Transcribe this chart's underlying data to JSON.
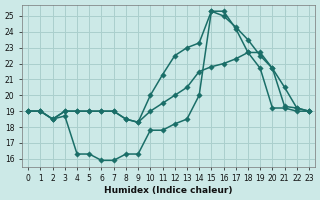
{
  "xlabel": "Humidex (Indice chaleur)",
  "xlim": [
    -0.5,
    23.5
  ],
  "ylim": [
    15.5,
    25.7
  ],
  "xticks": [
    0,
    1,
    2,
    3,
    4,
    5,
    6,
    7,
    8,
    9,
    10,
    11,
    12,
    13,
    14,
    15,
    16,
    17,
    18,
    19,
    20,
    21,
    22,
    23
  ],
  "yticks": [
    16,
    17,
    18,
    19,
    20,
    21,
    22,
    23,
    24,
    25
  ],
  "bg_color": "#cce9e7",
  "grid_color": "#aacfcd",
  "line_color": "#1a6e68",
  "line1_x": [
    0,
    1,
    2,
    3,
    4,
    5,
    6,
    7,
    8,
    9,
    10,
    11,
    12,
    13,
    14,
    15,
    16,
    17,
    18,
    19,
    20,
    21,
    22,
    23
  ],
  "line1_y": [
    19.0,
    19.0,
    18.5,
    18.7,
    16.3,
    16.3,
    15.9,
    15.9,
    16.3,
    16.3,
    17.8,
    17.8,
    18.2,
    18.5,
    20.0,
    25.3,
    25.3,
    24.2,
    22.7,
    21.7,
    19.2,
    19.2,
    19.0,
    19.0
  ],
  "line2_x": [
    0,
    1,
    2,
    3,
    4,
    5,
    6,
    7,
    8,
    9,
    10,
    11,
    12,
    13,
    14,
    15,
    16,
    17,
    18,
    19,
    20,
    21,
    22,
    23
  ],
  "line2_y": [
    19.0,
    19.0,
    18.5,
    19.0,
    19.0,
    19.0,
    19.0,
    19.0,
    18.5,
    18.3,
    19.0,
    19.5,
    20.0,
    20.5,
    21.5,
    21.8,
    22.0,
    22.3,
    22.7,
    22.7,
    21.7,
    20.5,
    19.2,
    19.0
  ],
  "line3_x": [
    0,
    1,
    2,
    3,
    4,
    5,
    6,
    7,
    8,
    9,
    10,
    11,
    12,
    13,
    14,
    15,
    16,
    17,
    18,
    19,
    20,
    21,
    22,
    23
  ],
  "line3_y": [
    19.0,
    19.0,
    18.5,
    19.0,
    19.0,
    19.0,
    19.0,
    19.0,
    18.5,
    18.3,
    20.0,
    21.3,
    22.5,
    23.0,
    23.3,
    25.3,
    25.0,
    24.3,
    23.5,
    22.5,
    21.7,
    19.3,
    19.2,
    19.0
  ],
  "markersize": 2.8,
  "linewidth": 1.1
}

_____

The data above should be repeated exactly, minus any pictures.

(RESULT OF THIS EXERCISE)
Transcribe this chart's underlying data to JSON.
{
  "xlabel": "Humidex (Indice chaleur)",
  "xlim": [
    -0.5,
    23.5
  ],
  "ylim": [
    15.5,
    25.7
  ],
  "xticks": [
    0,
    1,
    2,
    3,
    4,
    5,
    6,
    7,
    8,
    9,
    10,
    11,
    12,
    13,
    14,
    15,
    16,
    17,
    18,
    19,
    20,
    21,
    22,
    23
  ],
  "yticks": [
    16,
    17,
    18,
    19,
    20,
    21,
    22,
    23,
    24,
    25
  ],
  "bg_color": "#cce9e7",
  "grid_color": "#aacfcd",
  "line_color": "#1a6e68",
  "line1_x": [
    0,
    1,
    2,
    3,
    4,
    5,
    6,
    7,
    8,
    9,
    10,
    11,
    12,
    13,
    14,
    15,
    16,
    17,
    18,
    19,
    20,
    21,
    22,
    23
  ],
  "line1_y": [
    19.0,
    19.0,
    18.5,
    18.7,
    16.3,
    16.3,
    15.9,
    15.9,
    16.3,
    16.3,
    17.8,
    17.8,
    18.2,
    18.5,
    20.0,
    25.3,
    25.3,
    24.2,
    22.7,
    21.7,
    19.2,
    19.2,
    19.0,
    19.0
  ],
  "line2_x": [
    0,
    1,
    2,
    3,
    4,
    5,
    6,
    7,
    8,
    9,
    10,
    11,
    12,
    13,
    14,
    15,
    16,
    17,
    18,
    19,
    20,
    21,
    22,
    23
  ],
  "line2_y": [
    19.0,
    19.0,
    18.5,
    19.0,
    19.0,
    19.0,
    19.0,
    19.0,
    18.5,
    18.3,
    19.0,
    19.5,
    20.0,
    20.5,
    21.5,
    21.8,
    22.0,
    22.3,
    22.7,
    22.7,
    21.7,
    20.5,
    19.2,
    19.0
  ],
  "line3_x": [
    0,
    1,
    2,
    3,
    4,
    5,
    6,
    7,
    8,
    9,
    10,
    11,
    12,
    13,
    14,
    15,
    16,
    17,
    18,
    19,
    20,
    21,
    22,
    23
  ],
  "line3_y": [
    19.0,
    19.0,
    18.5,
    19.0,
    19.0,
    19.0,
    19.0,
    19.0,
    18.5,
    18.3,
    20.0,
    21.3,
    22.5,
    23.0,
    23.3,
    25.3,
    25.0,
    24.3,
    23.5,
    22.5,
    21.7,
    19.3,
    19.2,
    19.0
  ],
  "markersize": 2.8,
  "linewidth": 1.1
}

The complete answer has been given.